Figure record listings:
________________
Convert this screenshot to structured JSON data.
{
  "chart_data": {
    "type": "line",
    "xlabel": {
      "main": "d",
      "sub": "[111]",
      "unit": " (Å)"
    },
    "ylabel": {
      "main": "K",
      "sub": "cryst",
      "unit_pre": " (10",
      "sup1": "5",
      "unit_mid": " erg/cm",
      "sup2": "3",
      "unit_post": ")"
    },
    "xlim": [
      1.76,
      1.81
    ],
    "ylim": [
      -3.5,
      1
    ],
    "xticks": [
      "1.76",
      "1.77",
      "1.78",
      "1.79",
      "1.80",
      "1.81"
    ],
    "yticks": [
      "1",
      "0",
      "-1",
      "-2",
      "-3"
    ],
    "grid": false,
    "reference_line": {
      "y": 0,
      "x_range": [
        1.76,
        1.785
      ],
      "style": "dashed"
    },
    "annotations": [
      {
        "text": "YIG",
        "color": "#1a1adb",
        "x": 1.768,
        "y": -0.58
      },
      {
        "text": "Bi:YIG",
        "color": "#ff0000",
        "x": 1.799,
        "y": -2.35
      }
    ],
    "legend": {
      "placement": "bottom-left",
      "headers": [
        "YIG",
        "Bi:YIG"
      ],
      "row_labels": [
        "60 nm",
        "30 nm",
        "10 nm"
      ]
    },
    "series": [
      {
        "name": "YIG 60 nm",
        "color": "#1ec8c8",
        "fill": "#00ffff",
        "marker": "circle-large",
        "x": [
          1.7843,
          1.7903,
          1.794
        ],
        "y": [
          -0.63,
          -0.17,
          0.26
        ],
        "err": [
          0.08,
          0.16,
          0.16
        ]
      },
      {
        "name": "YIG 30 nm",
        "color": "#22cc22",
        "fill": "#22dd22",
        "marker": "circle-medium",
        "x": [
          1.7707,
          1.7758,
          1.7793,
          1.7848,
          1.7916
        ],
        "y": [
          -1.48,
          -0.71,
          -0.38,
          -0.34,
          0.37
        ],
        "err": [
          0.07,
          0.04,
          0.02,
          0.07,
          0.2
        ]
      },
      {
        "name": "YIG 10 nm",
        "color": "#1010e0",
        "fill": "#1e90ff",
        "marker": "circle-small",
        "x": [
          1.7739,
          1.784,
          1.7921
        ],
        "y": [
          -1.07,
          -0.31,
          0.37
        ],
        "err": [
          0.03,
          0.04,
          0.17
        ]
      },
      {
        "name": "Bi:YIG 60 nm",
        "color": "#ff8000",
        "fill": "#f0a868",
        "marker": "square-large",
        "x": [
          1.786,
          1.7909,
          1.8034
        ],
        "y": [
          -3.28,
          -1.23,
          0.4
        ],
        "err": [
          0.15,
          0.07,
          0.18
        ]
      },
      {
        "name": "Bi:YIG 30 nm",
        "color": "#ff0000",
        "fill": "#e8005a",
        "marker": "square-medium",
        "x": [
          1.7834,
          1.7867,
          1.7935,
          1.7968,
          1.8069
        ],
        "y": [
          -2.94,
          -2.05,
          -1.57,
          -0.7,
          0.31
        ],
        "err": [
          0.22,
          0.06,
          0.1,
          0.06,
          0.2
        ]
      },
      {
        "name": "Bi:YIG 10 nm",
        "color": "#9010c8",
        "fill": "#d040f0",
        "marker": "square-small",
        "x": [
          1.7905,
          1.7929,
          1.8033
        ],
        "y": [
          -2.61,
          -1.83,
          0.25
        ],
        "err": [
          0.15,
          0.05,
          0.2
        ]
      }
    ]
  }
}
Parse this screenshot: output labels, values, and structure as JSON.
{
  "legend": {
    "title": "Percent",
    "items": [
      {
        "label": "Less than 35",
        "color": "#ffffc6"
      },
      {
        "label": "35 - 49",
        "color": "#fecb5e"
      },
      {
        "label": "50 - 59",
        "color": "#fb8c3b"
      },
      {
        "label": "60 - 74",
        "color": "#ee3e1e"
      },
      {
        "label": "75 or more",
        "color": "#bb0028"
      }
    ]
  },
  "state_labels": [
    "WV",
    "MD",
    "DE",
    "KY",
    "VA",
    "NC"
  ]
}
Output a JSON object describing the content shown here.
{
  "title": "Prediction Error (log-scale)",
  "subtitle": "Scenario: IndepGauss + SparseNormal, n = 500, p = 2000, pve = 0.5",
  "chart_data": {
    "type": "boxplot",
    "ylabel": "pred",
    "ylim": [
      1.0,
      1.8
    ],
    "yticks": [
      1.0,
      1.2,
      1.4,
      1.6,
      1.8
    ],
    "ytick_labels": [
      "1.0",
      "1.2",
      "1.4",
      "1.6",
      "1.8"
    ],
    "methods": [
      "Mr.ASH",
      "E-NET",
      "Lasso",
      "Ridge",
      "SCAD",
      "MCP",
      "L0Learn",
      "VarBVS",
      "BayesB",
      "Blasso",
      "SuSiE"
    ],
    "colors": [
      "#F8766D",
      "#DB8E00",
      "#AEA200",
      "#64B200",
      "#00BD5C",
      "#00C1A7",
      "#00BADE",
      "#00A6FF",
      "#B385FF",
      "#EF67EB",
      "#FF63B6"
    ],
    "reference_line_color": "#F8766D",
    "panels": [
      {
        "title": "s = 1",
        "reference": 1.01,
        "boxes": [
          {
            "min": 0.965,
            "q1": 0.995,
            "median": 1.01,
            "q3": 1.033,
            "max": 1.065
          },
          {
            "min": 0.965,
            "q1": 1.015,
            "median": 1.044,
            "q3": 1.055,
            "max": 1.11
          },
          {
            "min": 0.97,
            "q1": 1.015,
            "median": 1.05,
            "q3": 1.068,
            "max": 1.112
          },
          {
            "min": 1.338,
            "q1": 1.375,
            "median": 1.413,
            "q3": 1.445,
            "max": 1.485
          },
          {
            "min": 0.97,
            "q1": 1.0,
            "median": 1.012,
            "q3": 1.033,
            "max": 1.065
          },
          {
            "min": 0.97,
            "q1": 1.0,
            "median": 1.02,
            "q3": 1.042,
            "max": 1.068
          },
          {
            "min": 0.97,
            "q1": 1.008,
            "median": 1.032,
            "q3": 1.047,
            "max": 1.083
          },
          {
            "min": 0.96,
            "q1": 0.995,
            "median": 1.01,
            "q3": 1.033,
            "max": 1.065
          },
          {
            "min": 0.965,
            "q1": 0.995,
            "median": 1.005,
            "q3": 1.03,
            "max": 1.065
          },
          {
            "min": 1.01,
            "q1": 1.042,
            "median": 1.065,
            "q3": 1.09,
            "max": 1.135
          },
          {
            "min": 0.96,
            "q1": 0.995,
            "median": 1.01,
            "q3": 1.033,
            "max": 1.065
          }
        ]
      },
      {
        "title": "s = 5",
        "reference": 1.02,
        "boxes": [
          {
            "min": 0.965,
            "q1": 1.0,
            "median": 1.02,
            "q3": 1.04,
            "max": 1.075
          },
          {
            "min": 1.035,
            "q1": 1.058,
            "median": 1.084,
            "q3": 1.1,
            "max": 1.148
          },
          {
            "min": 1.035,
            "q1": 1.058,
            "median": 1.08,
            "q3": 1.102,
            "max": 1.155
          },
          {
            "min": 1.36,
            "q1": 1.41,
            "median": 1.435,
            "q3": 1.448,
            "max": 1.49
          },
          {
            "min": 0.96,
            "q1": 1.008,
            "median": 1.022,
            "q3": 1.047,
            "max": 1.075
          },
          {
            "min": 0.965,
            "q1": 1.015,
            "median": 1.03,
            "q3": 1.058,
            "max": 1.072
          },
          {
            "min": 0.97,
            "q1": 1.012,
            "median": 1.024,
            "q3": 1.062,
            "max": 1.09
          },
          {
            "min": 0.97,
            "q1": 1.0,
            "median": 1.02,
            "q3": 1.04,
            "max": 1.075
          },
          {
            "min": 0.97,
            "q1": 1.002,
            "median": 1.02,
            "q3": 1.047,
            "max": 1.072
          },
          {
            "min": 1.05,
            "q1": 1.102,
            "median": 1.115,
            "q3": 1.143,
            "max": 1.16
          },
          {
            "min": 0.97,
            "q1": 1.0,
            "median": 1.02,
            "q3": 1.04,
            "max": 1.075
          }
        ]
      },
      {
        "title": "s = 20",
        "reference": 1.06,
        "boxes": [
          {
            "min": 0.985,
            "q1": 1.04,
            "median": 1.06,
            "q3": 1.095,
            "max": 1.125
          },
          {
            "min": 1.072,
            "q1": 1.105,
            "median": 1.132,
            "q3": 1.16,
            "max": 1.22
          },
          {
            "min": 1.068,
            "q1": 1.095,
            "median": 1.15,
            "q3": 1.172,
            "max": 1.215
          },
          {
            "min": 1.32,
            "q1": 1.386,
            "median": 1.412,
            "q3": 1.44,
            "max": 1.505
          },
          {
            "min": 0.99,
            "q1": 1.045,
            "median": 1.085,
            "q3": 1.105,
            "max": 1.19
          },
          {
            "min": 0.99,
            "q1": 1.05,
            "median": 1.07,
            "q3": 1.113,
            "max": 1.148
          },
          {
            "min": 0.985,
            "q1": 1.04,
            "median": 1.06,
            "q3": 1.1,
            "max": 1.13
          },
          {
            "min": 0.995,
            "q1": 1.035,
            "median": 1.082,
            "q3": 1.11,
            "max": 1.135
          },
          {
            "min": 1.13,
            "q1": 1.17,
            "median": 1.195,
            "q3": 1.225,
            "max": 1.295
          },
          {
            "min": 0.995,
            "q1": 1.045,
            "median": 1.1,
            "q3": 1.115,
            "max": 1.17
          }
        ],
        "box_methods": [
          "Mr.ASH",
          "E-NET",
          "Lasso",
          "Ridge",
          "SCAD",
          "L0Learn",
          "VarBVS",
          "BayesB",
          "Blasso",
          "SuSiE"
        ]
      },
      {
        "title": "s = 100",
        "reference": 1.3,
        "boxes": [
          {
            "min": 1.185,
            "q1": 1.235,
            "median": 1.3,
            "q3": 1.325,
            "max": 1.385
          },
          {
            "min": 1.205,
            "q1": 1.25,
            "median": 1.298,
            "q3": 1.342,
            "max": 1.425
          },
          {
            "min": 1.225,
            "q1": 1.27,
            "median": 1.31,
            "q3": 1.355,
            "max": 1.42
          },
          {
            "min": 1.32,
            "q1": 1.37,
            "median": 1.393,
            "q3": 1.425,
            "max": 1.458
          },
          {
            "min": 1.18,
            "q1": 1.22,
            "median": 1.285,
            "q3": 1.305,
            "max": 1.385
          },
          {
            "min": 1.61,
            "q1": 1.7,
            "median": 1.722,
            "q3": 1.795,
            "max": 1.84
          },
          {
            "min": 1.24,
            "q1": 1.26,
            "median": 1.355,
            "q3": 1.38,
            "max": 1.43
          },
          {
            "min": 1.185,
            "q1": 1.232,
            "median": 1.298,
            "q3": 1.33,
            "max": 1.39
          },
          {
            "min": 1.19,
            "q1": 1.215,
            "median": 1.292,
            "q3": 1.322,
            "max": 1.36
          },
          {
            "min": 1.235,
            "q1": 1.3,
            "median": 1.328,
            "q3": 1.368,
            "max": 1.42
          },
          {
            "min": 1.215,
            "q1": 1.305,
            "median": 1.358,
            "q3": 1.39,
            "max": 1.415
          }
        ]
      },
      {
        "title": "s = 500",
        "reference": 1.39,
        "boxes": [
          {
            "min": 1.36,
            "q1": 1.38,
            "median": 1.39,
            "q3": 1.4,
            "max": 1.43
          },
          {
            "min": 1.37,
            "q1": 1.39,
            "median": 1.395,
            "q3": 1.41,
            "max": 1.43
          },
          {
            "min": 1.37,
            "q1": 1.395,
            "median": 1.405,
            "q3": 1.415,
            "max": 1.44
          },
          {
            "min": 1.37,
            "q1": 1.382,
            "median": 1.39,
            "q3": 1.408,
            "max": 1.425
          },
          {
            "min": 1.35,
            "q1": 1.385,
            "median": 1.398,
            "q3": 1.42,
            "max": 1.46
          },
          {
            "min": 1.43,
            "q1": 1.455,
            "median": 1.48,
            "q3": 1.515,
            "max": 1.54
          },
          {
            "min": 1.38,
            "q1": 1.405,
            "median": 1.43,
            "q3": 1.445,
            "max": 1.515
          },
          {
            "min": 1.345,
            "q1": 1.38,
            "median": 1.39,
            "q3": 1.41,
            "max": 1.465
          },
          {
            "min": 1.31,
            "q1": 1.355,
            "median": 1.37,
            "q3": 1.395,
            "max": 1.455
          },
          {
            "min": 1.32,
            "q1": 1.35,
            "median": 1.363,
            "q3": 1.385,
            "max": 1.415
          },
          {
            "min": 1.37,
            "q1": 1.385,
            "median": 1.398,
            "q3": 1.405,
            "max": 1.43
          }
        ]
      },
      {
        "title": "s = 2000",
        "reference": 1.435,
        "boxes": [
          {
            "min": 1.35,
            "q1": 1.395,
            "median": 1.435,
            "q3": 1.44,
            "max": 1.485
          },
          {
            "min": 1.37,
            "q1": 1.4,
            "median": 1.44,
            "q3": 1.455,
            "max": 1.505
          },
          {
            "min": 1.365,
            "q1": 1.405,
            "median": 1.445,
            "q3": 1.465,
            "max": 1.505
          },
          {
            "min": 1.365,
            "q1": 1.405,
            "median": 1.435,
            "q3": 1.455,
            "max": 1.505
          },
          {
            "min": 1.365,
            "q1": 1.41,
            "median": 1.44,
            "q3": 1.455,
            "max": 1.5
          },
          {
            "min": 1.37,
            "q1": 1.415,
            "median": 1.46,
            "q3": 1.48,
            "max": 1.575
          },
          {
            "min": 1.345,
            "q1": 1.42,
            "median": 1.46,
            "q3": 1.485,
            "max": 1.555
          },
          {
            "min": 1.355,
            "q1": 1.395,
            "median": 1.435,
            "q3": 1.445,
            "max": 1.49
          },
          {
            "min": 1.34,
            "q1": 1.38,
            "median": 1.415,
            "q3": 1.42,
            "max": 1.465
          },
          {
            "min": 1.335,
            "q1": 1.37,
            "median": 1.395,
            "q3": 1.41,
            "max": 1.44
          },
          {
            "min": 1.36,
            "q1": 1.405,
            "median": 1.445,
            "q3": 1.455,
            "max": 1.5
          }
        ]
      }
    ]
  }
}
________________
Goal:
What is the number of lines that hold the string "JSON"? Give it alone.

Result for this exercise:
3